**Problem details:** Copy all lines in which the word "each" can be found.

--- start of Available data ---

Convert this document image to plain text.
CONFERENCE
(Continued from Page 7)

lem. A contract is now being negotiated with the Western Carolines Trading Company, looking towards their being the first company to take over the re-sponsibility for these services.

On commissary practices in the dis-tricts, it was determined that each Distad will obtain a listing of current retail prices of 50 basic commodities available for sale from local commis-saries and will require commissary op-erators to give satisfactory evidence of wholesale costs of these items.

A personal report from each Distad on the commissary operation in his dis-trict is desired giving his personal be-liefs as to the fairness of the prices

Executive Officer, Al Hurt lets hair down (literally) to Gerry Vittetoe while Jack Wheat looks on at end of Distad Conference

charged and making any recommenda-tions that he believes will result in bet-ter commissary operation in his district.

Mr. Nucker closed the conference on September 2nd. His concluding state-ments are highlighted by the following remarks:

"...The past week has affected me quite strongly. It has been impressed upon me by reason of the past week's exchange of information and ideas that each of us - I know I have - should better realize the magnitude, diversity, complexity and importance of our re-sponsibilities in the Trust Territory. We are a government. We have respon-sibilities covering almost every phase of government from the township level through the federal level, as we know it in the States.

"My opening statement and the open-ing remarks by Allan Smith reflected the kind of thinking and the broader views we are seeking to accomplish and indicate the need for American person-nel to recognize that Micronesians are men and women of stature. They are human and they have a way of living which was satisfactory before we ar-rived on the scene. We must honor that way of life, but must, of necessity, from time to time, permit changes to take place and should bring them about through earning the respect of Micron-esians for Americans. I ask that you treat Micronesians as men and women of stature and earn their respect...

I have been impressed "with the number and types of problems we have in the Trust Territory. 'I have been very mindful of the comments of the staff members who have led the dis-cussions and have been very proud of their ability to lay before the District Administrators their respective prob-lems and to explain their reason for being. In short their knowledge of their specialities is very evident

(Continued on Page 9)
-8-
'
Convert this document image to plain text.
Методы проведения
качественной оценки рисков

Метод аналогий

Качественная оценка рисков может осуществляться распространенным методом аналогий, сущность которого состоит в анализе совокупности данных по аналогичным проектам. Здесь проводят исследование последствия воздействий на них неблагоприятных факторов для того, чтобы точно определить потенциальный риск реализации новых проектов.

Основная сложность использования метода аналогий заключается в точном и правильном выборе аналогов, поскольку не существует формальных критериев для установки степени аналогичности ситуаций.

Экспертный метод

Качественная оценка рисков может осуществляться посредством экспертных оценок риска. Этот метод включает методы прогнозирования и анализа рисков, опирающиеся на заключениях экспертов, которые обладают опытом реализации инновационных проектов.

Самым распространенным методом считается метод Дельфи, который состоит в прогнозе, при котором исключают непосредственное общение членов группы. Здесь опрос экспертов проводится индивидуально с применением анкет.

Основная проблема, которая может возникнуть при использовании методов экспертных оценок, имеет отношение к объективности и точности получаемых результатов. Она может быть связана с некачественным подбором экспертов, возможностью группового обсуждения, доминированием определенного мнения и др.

--- end of Available data ---

**Exercise answer:**
On commissary practices in the dis-tricts, it was determined that each Distad will obtain a listing of current retail prices of 50 basic commodities available for sale from local commis-saries and will require commissary op-erators to give satisfactory evidence of wholesale costs of these items.
A personal report from each Distad on the commissary operation in his dis-trict is desired giving his personal be-liefs as to the fairness of the prices
"...The past week has affected me quite strongly. It has been impressed upon me by reason of the past week's exchange of information and ideas that each of us - I know I have - should better realize the magnitude, diversity, complexity and importance of our re-sponsibilities in the Trust Territory. We are a government. We have respon-sibilities covering almost every phase of government from the township level through the federal level, as we know it in the States.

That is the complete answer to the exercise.